## BEGIN EXERCISE INPUTS
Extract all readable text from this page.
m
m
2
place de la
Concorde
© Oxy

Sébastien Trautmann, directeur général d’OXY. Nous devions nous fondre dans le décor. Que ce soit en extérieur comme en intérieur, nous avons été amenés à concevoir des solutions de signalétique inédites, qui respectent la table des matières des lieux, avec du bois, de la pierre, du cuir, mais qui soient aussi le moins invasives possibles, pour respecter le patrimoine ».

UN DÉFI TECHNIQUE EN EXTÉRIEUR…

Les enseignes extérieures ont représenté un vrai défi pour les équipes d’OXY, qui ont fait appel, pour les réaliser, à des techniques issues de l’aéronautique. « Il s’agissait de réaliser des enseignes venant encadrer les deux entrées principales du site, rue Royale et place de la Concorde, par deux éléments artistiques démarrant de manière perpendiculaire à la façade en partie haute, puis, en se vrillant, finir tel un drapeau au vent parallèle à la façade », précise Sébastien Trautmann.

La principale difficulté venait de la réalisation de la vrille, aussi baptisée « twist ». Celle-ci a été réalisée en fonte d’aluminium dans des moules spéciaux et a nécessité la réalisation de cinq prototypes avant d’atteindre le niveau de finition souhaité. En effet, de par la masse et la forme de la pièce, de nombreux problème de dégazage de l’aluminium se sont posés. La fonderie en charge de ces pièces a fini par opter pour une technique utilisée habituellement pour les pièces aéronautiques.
## END EXERCISE INPUTS
Exactly as shown, repeat every record.

Extract all readable text from this page.
m
m
2
place de la
Concorde
© Oxy

Sébastien Trautmann, directeur général d’OXY. Nous devions nous fondre dans le décor. Que ce soit en extérieur comme en intérieur, nous avons été amenés à concevoir des solutions de signalétique inédites, qui respectent la table des matières des lieux, avec du bois, de la pierre, du cuir, mais qui soient aussi le moins invasives possibles, pour respecter le patrimoine ».

UN DÉFI TECHNIQUE EN EXTÉRIEUR…

Les enseignes extérieures ont représenté un vrai défi pour les équipes d’OXY, qui ont fait appel, pour les réaliser, à des techniques issues de l’aéronautique. « Il s’agissait de réaliser des enseignes venant encadrer les deux entrées principales du site, rue Royale et place de la Concorde, par deux éléments artistiques démarrant de manière perpendiculaire à la façade en partie haute, puis, en se vrillant, finir tel un drapeau au vent parallèle à la façade », précise Sébastien Trautmann.

La principale difficulté venait de la réalisation de la vrille, aussi baptisée « twist ». Celle-ci a été réalisée en fonte d’aluminium dans des moules spéciaux et a nécessité la réalisation de cinq prototypes avant d’atteindre le niveau de finition souhaité. En effet, de par la masse et la forme de la pièce, de nombreux problème de dégazage de l’aluminium se sont posés. La fonderie en charge de ces pièces a fini par opter pour une technique utilisée habituellement pour les pièces aéronautiques.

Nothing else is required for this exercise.